EXTRAIT À LIRE:
::::
L’historien français spécialiste des États-Unis Romain Huret insiste sur un autre élément : Roosevelt a pu s’appuyer sur un mouvement social très important, des syndicats forts, des grèves. La gauche du parti démocrate, celle qui se dit socialiste, peut-elle aujourd’hui jouer ce rôle ?
Biden ne fait certainement pas face à un mouvement ouvrier du type de celui qu’a connu Roosevelt. Romain Huret a raison, la période 1933-37 a été une période d’insurrection intense, de grèves, de rébellion de la classe ouvrière, d’occupations d’usines et d’entreprises, avec une augmentation spectaculaire de l’activité syndicale. C’est cette pression qui a obligé Roosevelt à déplacer son programme vers la gauche durant la campagne de 1935. Il n’y aura plus de mouvement ouvrier fort ou de gauche de cette ampleur, elle a complètement disparu. À titre de comparaison, lorsque le mouvement ouvrier des années 1930 et 1940 était à son apogée, il comptait 15 millions de membres, soit 35 % de la force de travail industrielle. Aujourd’hui, il doit représenter 11 ou 12 % de la main-d’œuvre, et sans les employés du secteur public, c’est 6 à 7 % des travailleurs. C’est une énorme différence. De plus, les syndicats viennent de perdre une grosse bataille dans une usine de distribution d’Amazon en Alabama [Début avril, les employés du géant de la distribution ont majoritairement voté contre la création d’un syndicat, après une campagne antisyndicale de leur employeur, inédite par sa férocité et fortement dénoncée par la gauche, ndlr]. D’un autre côté, le mouvement Black Lives Matter a rassemblé autant d’Américains l’année dernière que pendant les années les plus intenses des manifestations ouvrières de la Grande Dépression. Ce mouvement a eu un impact énorme, avec des manifestations qui de plus n’étaient pas seulement noires, mais multiraciales.
::::
CONSIGNES:
1. D'après l'extrait sur le mouvement ouvrier américain, combien de membres ce mouvement comptait-il à son apogée dans les années 1930 et 1940 ?
2. Recopiez, dans l'extrait à lire, le passage qui s'ouvre sur les mots « L’historien français spécialiste » et s'achève sur « jouer ce rôle ? ».
Le matériel ci-après n'est pas utile.

MATÉRIEL FOURNI:
::::
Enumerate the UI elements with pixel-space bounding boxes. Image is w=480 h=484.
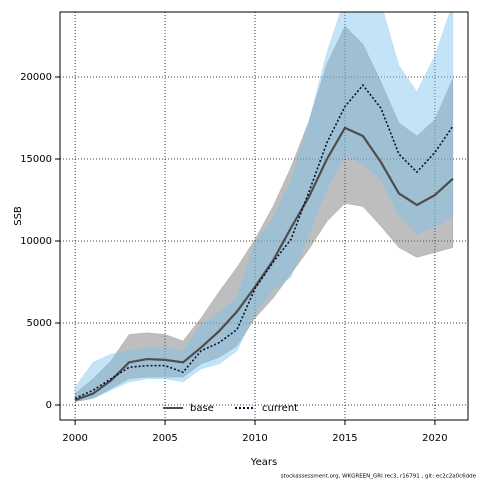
::::
CORRIGÉ:
1. 15 millions de membres, soit 35 % de la force de travail industrielle.

2.
L’historien français spécialiste des États-Unis Romain Huret insiste sur un autre élément : Roosevelt a pu s’appuyer sur un mouvement social très important, des syndicats forts, des grèves. La gauche du parti démocrate, celle qui se dit socialiste, peut-elle aujourd’hui jouer ce rôle ?